--- BEGIN ---

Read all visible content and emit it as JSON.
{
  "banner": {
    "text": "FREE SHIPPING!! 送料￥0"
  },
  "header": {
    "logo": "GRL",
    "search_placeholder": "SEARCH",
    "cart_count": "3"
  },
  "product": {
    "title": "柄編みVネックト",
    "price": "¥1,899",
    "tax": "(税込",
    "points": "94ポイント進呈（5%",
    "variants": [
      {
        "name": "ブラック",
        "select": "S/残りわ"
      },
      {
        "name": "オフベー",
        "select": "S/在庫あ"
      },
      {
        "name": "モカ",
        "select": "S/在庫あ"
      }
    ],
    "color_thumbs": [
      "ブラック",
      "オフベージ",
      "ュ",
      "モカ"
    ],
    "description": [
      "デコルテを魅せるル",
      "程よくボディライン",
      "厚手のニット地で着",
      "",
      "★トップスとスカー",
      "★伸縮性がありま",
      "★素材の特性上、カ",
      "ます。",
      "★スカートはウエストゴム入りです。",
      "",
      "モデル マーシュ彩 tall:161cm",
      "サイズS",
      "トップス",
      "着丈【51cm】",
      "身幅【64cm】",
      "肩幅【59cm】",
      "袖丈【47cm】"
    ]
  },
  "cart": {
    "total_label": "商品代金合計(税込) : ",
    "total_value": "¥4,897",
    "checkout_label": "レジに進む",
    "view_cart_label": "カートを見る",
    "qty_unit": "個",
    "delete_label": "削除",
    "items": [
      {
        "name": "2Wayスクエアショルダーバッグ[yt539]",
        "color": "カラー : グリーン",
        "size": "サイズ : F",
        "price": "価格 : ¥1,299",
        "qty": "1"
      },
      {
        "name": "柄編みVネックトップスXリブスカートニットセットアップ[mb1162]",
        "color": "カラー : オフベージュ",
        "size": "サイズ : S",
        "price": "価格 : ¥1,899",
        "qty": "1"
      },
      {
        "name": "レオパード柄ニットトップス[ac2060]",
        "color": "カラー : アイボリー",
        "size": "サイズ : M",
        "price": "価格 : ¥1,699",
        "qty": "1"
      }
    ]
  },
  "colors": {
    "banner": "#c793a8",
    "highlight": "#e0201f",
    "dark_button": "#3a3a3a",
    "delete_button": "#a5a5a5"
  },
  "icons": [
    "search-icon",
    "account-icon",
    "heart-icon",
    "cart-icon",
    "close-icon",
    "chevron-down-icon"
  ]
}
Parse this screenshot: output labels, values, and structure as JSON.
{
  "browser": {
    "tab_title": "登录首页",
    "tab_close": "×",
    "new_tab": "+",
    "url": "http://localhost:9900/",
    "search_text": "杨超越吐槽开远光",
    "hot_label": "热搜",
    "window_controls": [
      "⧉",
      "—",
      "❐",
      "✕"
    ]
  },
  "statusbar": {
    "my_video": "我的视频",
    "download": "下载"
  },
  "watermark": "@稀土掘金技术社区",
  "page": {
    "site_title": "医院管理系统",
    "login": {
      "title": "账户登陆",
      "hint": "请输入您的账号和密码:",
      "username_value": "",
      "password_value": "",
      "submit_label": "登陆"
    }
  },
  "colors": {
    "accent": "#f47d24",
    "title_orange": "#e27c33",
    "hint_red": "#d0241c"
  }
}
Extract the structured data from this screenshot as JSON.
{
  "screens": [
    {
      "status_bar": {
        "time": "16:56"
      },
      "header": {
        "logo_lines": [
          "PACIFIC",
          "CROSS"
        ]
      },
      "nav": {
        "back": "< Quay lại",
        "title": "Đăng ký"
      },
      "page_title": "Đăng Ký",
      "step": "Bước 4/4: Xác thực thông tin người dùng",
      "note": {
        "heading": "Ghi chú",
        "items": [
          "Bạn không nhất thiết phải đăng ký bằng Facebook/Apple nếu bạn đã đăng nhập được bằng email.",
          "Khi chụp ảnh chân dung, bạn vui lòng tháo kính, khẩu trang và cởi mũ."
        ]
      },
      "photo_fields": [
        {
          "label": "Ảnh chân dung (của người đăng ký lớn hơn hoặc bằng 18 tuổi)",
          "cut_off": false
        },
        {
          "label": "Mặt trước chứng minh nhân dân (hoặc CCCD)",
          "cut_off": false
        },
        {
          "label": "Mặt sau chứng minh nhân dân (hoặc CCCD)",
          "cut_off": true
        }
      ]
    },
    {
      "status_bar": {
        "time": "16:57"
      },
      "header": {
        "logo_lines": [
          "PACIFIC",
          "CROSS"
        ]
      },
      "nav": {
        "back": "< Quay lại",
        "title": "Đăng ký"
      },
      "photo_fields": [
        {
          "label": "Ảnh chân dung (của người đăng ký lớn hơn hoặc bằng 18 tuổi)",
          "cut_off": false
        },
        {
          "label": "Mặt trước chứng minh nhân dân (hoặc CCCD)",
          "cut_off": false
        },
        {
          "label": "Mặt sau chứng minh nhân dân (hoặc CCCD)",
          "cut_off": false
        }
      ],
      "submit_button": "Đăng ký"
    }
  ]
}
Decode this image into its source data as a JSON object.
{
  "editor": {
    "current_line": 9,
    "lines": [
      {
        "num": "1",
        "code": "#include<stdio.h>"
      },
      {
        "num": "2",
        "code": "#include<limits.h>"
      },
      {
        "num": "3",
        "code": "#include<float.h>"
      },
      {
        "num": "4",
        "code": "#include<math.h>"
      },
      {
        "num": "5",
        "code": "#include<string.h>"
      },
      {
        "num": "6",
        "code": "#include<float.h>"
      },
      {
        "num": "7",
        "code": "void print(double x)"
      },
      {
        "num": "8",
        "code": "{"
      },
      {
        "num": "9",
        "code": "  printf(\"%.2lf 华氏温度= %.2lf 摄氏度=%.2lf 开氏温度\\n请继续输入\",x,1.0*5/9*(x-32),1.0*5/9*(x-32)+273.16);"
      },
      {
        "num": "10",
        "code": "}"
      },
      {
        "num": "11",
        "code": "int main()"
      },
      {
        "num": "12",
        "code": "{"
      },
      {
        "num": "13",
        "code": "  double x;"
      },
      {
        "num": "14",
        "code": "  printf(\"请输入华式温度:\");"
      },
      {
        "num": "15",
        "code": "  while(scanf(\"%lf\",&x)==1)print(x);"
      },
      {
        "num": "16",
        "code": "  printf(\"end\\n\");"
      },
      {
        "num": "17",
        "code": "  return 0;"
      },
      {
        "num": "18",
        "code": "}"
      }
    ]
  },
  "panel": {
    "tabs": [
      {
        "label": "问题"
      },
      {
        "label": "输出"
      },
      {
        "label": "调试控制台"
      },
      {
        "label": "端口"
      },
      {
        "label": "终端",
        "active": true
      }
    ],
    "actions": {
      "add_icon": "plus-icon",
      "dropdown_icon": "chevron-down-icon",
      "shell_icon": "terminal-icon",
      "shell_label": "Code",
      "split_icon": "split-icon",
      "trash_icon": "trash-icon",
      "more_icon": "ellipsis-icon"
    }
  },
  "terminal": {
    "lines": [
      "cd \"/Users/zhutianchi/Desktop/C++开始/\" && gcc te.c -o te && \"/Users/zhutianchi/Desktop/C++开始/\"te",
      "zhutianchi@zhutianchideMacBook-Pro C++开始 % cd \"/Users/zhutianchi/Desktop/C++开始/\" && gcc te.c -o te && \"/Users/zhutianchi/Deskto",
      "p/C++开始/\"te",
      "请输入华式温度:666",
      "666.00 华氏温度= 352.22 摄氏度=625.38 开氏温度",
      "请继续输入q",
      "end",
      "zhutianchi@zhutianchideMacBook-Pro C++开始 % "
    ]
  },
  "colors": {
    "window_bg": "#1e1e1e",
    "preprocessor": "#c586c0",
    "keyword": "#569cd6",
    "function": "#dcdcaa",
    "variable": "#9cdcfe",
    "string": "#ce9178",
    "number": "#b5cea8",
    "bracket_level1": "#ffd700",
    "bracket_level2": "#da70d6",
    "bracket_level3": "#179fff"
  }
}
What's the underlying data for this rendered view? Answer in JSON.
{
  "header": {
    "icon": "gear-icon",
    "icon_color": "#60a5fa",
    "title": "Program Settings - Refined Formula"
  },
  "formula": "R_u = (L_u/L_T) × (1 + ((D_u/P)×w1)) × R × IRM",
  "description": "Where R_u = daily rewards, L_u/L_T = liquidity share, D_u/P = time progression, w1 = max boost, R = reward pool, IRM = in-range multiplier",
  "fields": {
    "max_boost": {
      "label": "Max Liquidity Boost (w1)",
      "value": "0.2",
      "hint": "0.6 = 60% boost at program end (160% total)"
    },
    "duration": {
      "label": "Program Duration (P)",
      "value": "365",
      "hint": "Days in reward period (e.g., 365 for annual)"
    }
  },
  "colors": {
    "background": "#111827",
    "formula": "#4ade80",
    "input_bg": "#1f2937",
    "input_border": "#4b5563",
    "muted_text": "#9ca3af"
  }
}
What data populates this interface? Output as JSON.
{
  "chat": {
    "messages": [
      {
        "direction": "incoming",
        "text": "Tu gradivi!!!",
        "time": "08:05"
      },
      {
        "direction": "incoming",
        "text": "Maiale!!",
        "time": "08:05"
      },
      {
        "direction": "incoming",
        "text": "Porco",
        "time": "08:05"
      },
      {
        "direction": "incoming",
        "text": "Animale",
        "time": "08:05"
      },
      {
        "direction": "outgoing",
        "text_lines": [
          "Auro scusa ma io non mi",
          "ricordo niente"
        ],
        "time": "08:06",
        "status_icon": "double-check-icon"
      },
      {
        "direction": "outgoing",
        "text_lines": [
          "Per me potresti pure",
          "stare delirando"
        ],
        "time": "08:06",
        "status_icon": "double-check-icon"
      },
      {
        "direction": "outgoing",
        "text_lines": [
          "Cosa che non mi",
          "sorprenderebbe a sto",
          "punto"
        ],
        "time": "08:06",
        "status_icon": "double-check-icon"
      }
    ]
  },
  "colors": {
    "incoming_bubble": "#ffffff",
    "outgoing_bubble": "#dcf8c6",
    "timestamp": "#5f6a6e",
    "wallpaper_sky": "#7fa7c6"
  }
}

--- END ---

__WORK INSTRUCTIONS__
Select every line in the records above that contains the word "Users".

__RESPONSE TO THE TASK__
      "cd \"/Users/zhutianchi/Desktop/C++开始/\" && gcc te.c -o te && \"/Users/zhutianchi/Desktop/C++开始/\"te",
      "zhutianchi@zhutianchideMacBook-Pro C++开始 % cd \"/Users/zhutianchi/Desktop/C++开始/\" && gcc te.c -o te && \"/Users/zhutianchi/Deskto",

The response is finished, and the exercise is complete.